Dataset excerpt:
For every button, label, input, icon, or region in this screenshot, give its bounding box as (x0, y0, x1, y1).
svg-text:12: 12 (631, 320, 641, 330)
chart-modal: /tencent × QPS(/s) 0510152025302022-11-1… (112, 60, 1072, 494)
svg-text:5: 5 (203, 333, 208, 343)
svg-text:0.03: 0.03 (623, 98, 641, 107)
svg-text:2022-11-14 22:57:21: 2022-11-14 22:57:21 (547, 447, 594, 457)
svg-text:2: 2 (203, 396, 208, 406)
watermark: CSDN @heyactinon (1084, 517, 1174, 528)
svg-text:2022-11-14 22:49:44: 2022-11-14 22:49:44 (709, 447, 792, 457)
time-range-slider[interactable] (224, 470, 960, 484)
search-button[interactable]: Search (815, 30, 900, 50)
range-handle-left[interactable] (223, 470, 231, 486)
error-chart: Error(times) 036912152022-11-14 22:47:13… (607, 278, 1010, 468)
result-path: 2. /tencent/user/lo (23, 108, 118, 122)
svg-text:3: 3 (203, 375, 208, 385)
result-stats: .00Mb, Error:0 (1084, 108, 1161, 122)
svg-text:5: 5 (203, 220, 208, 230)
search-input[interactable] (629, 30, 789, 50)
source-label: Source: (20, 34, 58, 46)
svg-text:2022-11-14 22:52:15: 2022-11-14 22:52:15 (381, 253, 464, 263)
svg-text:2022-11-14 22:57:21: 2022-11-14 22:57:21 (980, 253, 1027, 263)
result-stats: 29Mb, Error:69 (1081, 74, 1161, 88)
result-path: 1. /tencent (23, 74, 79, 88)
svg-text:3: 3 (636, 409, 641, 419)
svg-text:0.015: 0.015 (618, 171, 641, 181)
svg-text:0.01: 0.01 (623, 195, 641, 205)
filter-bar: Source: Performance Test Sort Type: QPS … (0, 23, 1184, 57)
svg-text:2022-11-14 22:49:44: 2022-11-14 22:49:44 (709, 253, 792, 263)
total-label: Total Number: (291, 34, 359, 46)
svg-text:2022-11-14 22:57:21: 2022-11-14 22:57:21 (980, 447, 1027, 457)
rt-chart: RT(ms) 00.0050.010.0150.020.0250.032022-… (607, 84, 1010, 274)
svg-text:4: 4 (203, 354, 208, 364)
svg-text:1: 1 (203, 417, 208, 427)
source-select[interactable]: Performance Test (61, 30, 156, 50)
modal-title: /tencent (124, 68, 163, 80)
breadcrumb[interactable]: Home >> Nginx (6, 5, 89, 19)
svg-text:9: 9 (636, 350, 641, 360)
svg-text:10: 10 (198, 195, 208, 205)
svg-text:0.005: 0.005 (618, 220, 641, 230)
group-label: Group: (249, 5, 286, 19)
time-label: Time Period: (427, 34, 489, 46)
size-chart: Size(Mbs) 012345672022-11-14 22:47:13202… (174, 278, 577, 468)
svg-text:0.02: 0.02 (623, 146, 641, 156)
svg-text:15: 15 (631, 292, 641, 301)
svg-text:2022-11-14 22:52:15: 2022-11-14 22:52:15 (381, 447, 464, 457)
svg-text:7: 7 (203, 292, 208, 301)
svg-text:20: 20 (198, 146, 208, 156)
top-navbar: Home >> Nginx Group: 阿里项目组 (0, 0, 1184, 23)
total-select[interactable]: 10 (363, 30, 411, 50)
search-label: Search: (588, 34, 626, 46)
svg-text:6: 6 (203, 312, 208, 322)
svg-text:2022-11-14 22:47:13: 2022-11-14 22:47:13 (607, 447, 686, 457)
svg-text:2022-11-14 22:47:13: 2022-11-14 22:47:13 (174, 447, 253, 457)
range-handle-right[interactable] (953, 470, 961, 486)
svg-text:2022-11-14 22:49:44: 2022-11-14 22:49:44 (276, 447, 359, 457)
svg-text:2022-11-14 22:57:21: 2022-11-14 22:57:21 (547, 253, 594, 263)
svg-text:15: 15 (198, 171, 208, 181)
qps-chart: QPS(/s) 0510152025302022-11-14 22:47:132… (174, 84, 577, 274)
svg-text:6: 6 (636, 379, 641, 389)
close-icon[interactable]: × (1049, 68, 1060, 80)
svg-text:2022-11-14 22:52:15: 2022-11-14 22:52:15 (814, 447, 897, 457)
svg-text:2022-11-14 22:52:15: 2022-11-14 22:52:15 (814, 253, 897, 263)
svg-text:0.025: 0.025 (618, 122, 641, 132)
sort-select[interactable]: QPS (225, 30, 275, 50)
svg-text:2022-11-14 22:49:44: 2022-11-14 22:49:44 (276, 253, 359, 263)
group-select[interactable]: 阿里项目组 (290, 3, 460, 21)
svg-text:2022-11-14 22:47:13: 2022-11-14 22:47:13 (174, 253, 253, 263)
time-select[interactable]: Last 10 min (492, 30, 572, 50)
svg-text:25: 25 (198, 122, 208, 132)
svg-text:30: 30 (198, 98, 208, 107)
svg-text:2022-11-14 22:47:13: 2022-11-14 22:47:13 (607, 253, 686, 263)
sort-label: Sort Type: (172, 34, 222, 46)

## What is expected
Reproduce the entire listing above, line for line and with no changes.

## Answer to this exercise
For every button, label, input, icon, or region in this screenshot, give its bounding box as (x0, y0, x1, y1).
svg-text:12: 12 (631, 320, 641, 330)
chart-modal: /tencent × QPS(/s) 0510152025302022-11-1… (112, 60, 1072, 494)
svg-text:5: 5 (203, 333, 208, 343)
svg-text:0.03: 0.03 (623, 98, 641, 107)
svg-text:2022-11-14 22:57:21: 2022-11-14 22:57:21 (547, 447, 594, 457)
svg-text:2: 2 (203, 396, 208, 406)
watermark: CSDN @heyactinon (1084, 517, 1174, 528)
svg-text:2022-11-14 22:49:44: 2022-11-14 22:49:44 (709, 447, 792, 457)
time-range-slider[interactable] (224, 470, 960, 484)
search-button[interactable]: Search (815, 30, 900, 50)
range-handle-left[interactable] (223, 470, 231, 486)
error-chart: Error(times) 036912152022-11-14 22:47:13… (607, 278, 1010, 468)
result-path: 2. /tencent/user/lo (23, 108, 118, 122)
svg-text:3: 3 (203, 375, 208, 385)
result-stats: .00Mb, Error:0 (1084, 108, 1161, 122)
svg-text:5: 5 (203, 220, 208, 230)
search-input[interactable] (629, 30, 789, 50)
source-label: Source: (20, 34, 58, 46)
svg-text:2022-11-14 22:52:15: 2022-11-14 22:52:15 (381, 253, 464, 263)
svg-text:2022-11-14 22:57:21: 2022-11-14 22:57:21 (980, 253, 1027, 263)
result-stats: 29Mb, Error:69 (1081, 74, 1161, 88)
result-path: 1. /tencent (23, 74, 79, 88)
svg-text:3: 3 (636, 409, 641, 419)
svg-text:0.015: 0.015 (618, 171, 641, 181)
svg-text:0.01: 0.01 (623, 195, 641, 205)
filter-bar: Source: Performance Test Sort Type: QPS … (0, 23, 1184, 57)
svg-text:2022-11-14 22:49:44: 2022-11-14 22:49:44 (709, 253, 792, 263)
total-label: Total Number: (291, 34, 359, 46)
svg-text:2022-11-14 22:57:21: 2022-11-14 22:57:21 (980, 447, 1027, 457)
rt-chart: RT(ms) 00.0050.010.0150.020.0250.032022-… (607, 84, 1010, 274)
svg-text:4: 4 (203, 354, 208, 364)
svg-text:1: 1 (203, 417, 208, 427)
source-select[interactable]: Performance Test (61, 30, 156, 50)
modal-title: /tencent (124, 68, 163, 80)
breadcrumb[interactable]: Home >> Nginx (6, 5, 89, 19)
svg-text:9: 9 (636, 350, 641, 360)
svg-text:10: 10 (198, 195, 208, 205)
svg-text:0.005: 0.005 (618, 220, 641, 230)
group-label: Group: (249, 5, 286, 19)
time-label: Time Period: (427, 34, 489, 46)
size-chart: Size(Mbs) 012345672022-11-14 22:47:13202… (174, 278, 577, 468)
svg-text:0.02: 0.02 (623, 146, 641, 156)
svg-text:15: 15 (631, 292, 641, 301)
svg-text:2022-11-14 22:52:15: 2022-11-14 22:52:15 (381, 447, 464, 457)
svg-text:7: 7 (203, 292, 208, 301)
svg-text:20: 20 (198, 146, 208, 156)
top-navbar: Home >> Nginx Group: 阿里项目组 (0, 0, 1184, 23)
total-select[interactable]: 10 (363, 30, 411, 50)
search-label: Search: (588, 34, 626, 46)
svg-text:6: 6 (203, 312, 208, 322)
svg-text:2022-11-14 22:47:13: 2022-11-14 22:47:13 (607, 447, 686, 457)
svg-text:2022-11-14 22:47:13: 2022-11-14 22:47:13 (174, 447, 253, 457)
range-handle-right[interactable] (953, 470, 961, 486)
svg-text:2022-11-14 22:49:44: 2022-11-14 22:49:44 (276, 447, 359, 457)
svg-text:2022-11-14 22:57:21: 2022-11-14 22:57:21 (547, 253, 594, 263)
svg-text:15: 15 (198, 171, 208, 181)
qps-chart: QPS(/s) 0510152025302022-11-14 22:47:132… (174, 84, 577, 274)
svg-text:6: 6 (636, 379, 641, 389)
close-icon[interactable]: × (1049, 68, 1060, 80)
svg-text:2022-11-14 22:52:15: 2022-11-14 22:52:15 (814, 447, 897, 457)
svg-text:2022-11-14 22:52:15: 2022-11-14 22:52:15 (814, 253, 897, 263)
svg-text:0.025: 0.025 (618, 122, 641, 132)
sort-select[interactable]: QPS (225, 30, 275, 50)
svg-text:2022-11-14 22:49:44: 2022-11-14 22:49:44 (276, 253, 359, 263)
group-select[interactable]: 阿里项目组 (290, 3, 460, 21)
svg-text:2022-11-14 22:47:13: 2022-11-14 22:47:13 (174, 253, 253, 263)
time-select[interactable]: Last 10 min (492, 30, 572, 50)
svg-text:25: 25 (198, 122, 208, 132)
svg-text:30: 30 (198, 98, 208, 107)
svg-text:2022-11-14 22:47:13: 2022-11-14 22:47:13 (607, 253, 686, 263)
sort-label: Sort Type: (172, 34, 222, 46)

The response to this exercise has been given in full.